__MATERIAL SUPPLIED__.

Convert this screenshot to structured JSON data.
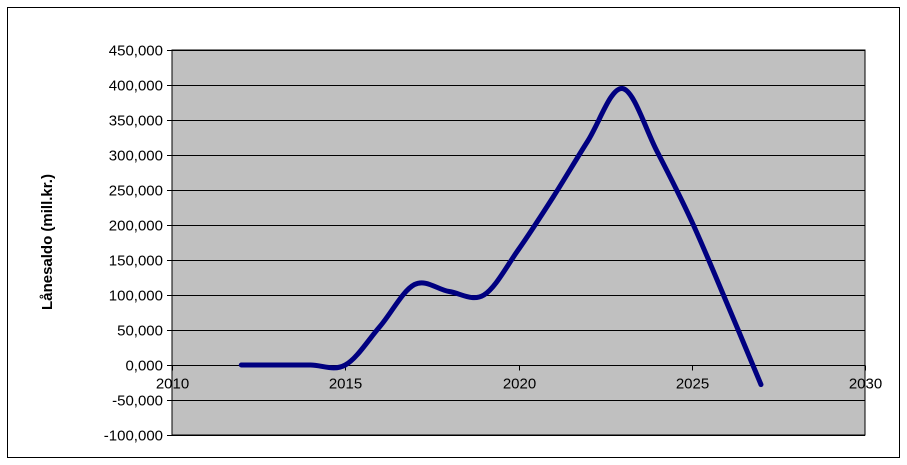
{
  "chart_data": {
    "type": "line",
    "title": "",
    "xlabel": "",
    "ylabel": "Lånesaldo (mill.kr.)",
    "xlim": [
      2010,
      2030
    ],
    "ylim": [
      -100000,
      450000
    ],
    "x_ticks": [
      2010,
      2015,
      2020,
      2025,
      2030
    ],
    "x_tick_labels": [
      "2010",
      "2015",
      "2020",
      "2025",
      "2030"
    ],
    "y_ticks": [
      450000,
      400000,
      350000,
      300000,
      250000,
      200000,
      150000,
      100000,
      50000,
      0,
      -50000,
      -100000
    ],
    "y_tick_labels": [
      "450,000",
      "400,000",
      "350,000",
      "300,000",
      "250,000",
      "200,000",
      "150,000",
      "100,000",
      "50,000",
      "0,000",
      "-50,000",
      "-100,000"
    ],
    "grid": true,
    "legend": "none",
    "colors": {
      "plot_background": "#c0c0c0",
      "series": "#000080",
      "gridline": "#000000"
    },
    "series": [
      {
        "x": [
          2012,
          2013,
          2014,
          2015,
          2016,
          2017,
          2018,
          2019,
          2020,
          2021,
          2022,
          2023,
          2024,
          2025,
          2026,
          2027
        ],
        "values": [
          0,
          0,
          0,
          0,
          55000,
          115000,
          105000,
          100000,
          165000,
          240000,
          320000,
          395000,
          305000,
          205000,
          90000,
          -28000
        ]
      }
    ]
  }
}
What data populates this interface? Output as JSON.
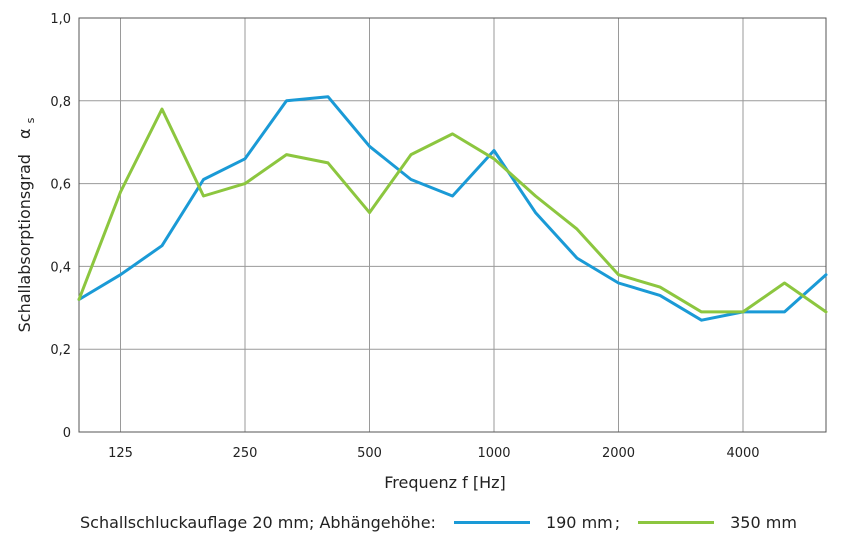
{
  "chart_data": {
    "type": "line",
    "xlabel": "Frequenz f [Hz]",
    "ylabel": "Schallabsorptionsgrad",
    "ylabel_symbol": "α",
    "ylabel_subscript": "s",
    "ylim": [
      0,
      1.0
    ],
    "y_ticks": [
      "0",
      "0,2",
      "0,4",
      "0,6",
      "0,8",
      "1,0"
    ],
    "x_tick_labels": [
      "125",
      "250",
      "500",
      "1000",
      "2000",
      "4000"
    ],
    "x_points": [
      "100",
      "125",
      "160",
      "200",
      "250",
      "315",
      "400",
      "500",
      "630",
      "800",
      "1000",
      "1250",
      "1600",
      "2000",
      "2500",
      "3150",
      "4000",
      "5000",
      "6300"
    ],
    "grid": true,
    "series": [
      {
        "name": "190 mm",
        "color": "#1a9ad6",
        "values": [
          0.32,
          0.38,
          0.45,
          0.61,
          0.66,
          0.8,
          0.81,
          0.69,
          0.61,
          0.57,
          0.68,
          0.53,
          0.42,
          0.36,
          0.33,
          0.27,
          0.29,
          0.29,
          0.38
        ]
      },
      {
        "name": "350 mm",
        "color": "#8cc63f",
        "values": [
          0.32,
          0.58,
          0.78,
          0.57,
          0.6,
          0.67,
          0.65,
          0.53,
          0.67,
          0.72,
          0.66,
          0.57,
          0.49,
          0.38,
          0.35,
          0.29,
          0.29,
          0.36,
          0.29
        ]
      }
    ]
  },
  "legend": {
    "prefix": "Schallschluckauflage 20 mm; Abhängehöhe:",
    "sep": ";"
  }
}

__REQUIREMENT__. Leave every image out, and retype the material exactly.

__RESULT__.
Convert this screenshot to structured JSON data.
{
  "chart_data": {
    "type": "line",
    "title": "",
    "xlabel": "",
    "ylabel": "Lånesaldo (mill.kr.)",
    "xlim": [
      2010,
      2030
    ],
    "ylim": [
      -100000,
      450000
    ],
    "x_ticks": [
      2010,
      2015,
      2020,
      2025,
      2030
    ],
    "x_tick_labels": [
      "2010",
      "2015",
      "2020",
      "2025",
      "2030"
    ],
    "y_ticks": [
      450000,
      400000,
      350000,
      300000,
      250000,
      200000,
      150000,
      100000,
      50000,
      0,
      -50000,
      -100000
    ],
    "y_tick_labels": [
      "450,000",
      "400,000",
      "350,000",
      "300,000",
      "250,000",
      "200,000",
      "150,000",
      "100,000",
      "50,000",
      "0,000",
      "-50,000",
      "-100,000"
    ],
    "grid": true,
    "legend": "none",
    "colors": {
      "plot_background": "#c0c0c0",
      "series": "#000080",
      "gridline": "#000000"
    },
    "series": [
      {
        "x": [
          2012,
          2013,
          2014,
          2015,
          2016,
          2017,
          2018,
          2019,
          2020,
          2021,
          2022,
          2023,
          2024,
          2025,
          2026,
          2027
        ],
        "values": [
          0,
          0,
          0,
          0,
          55000,
          115000,
          105000,
          100000,
          165000,
          240000,
          320000,
          395000,
          305000,
          205000,
          90000,
          -28000
        ]
      }
    ]
  }
}
What data populates this interface? Output as JSON.
{
  "chart_data": {
    "type": "line",
    "xlabel": "Frequenz f [Hz]",
    "ylabel": "Schallabsorptionsgrad",
    "ylabel_symbol": "α",
    "ylabel_subscript": "s",
    "ylim": [
      0,
      1.0
    ],
    "y_ticks": [
      "0",
      "0,2",
      "0,4",
      "0,6",
      "0,8",
      "1,0"
    ],
    "x_tick_labels": [
      "125",
      "250",
      "500",
      "1000",
      "2000",
      "4000"
    ],
    "x_points": [
      "100",
      "125",
      "160",
      "200",
      "250",
      "315",
      "400",
      "500",
      "630",
      "800",
      "1000",
      "1250",
      "1600",
      "2000",
      "2500",
      "3150",
      "4000",
      "5000",
      "6300"
    ],
    "grid": true,
    "series": [
      {
        "name": "190 mm",
        "color": "#1a9ad6",
        "values": [
          0.32,
          0.38,
          0.45,
          0.61,
          0.66,
          0.8,
          0.81,
          0.69,
          0.61,
          0.57,
          0.68,
          0.53,
          0.42,
          0.36,
          0.33,
          0.27,
          0.29,
          0.29,
          0.38
        ]
      },
      {
        "name": "350 mm",
        "color": "#8cc63f",
        "values": [
          0.32,
          0.58,
          0.78,
          0.57,
          0.6,
          0.67,
          0.65,
          0.53,
          0.67,
          0.72,
          0.66,
          0.57,
          0.49,
          0.38,
          0.35,
          0.29,
          0.29,
          0.36,
          0.29
        ]
      }
    ]
  },
  "legend": {
    "prefix": "Schallschluckauflage 20 mm; Abhängehöhe:",
    "sep": ";"
  }
}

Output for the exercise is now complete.